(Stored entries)
========================================================================

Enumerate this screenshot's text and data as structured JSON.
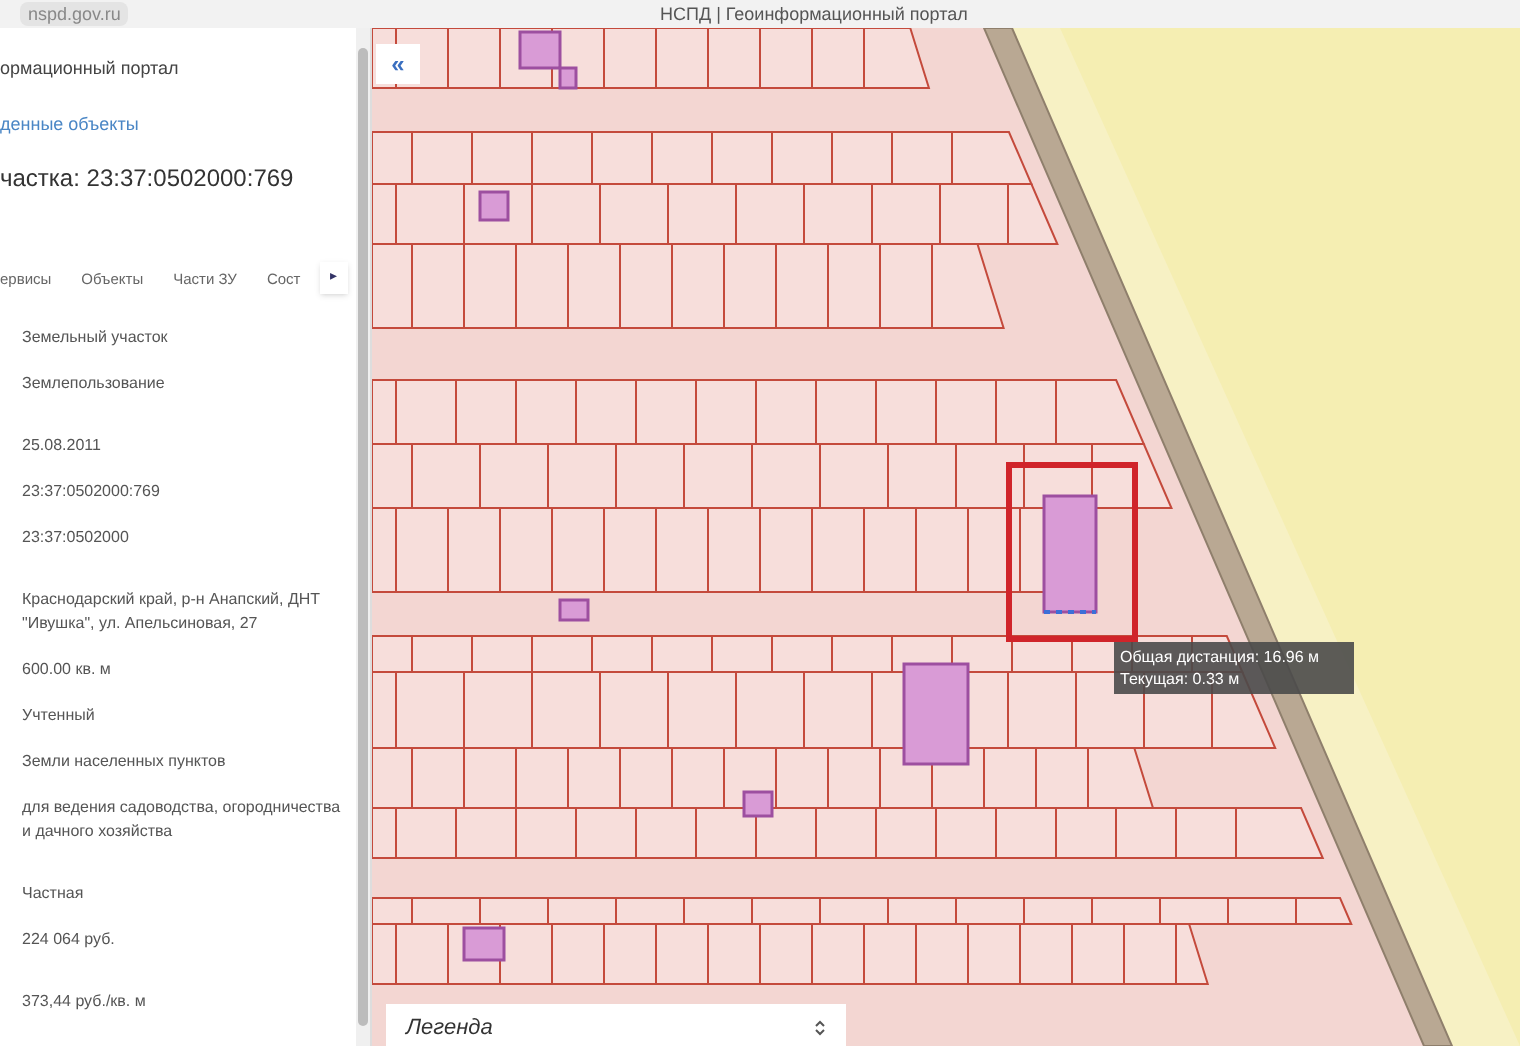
{
  "browser": {
    "address": "nspd.gov.ru",
    "title": "НСПД | Геоинформационный портал"
  },
  "panel": {
    "portal_title": "ормационный портал",
    "link": "денные объекты",
    "heading": "частка: 23:37:0502000:769",
    "tabs": [
      {
        "label": "ервисы",
        "selected": false
      },
      {
        "label": "Объекты",
        "selected": false
      },
      {
        "label": "Части ЗУ",
        "selected": false
      },
      {
        "label": "Сост",
        "selected": false
      }
    ],
    "tabs_scroll": "▸",
    "values": [
      "Земельный участок",
      "Землепользование",
      "25.08.2011",
      "23:37:0502000:769",
      "23:37:0502000",
      "Краснодарский край, р-н Анапский, ДНТ \"Ивушка\", ул. Апельсиновая, 27",
      "600.00 кв. м",
      "Учтенный",
      "Земли населенных пунктов",
      "для ведения садоводства, огородничества и дачного хозяйства",
      "Частная",
      "224 064 руб.",
      "373,44 руб./кв. м"
    ]
  },
  "map": {
    "collapse_button": "«",
    "tooltip": {
      "total": "Общая дистанция: 16.96 м",
      "current": "Текущая: 0.33 м"
    },
    "legend": {
      "label": "Легенда"
    }
  }
}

========================================================================

### Problem requirements
Filter the data, keeping only the lines that contain "портал".

### Task result
    "title": "НСПД | Геоинформационный портал"
    "portal_title": "ормационный портал",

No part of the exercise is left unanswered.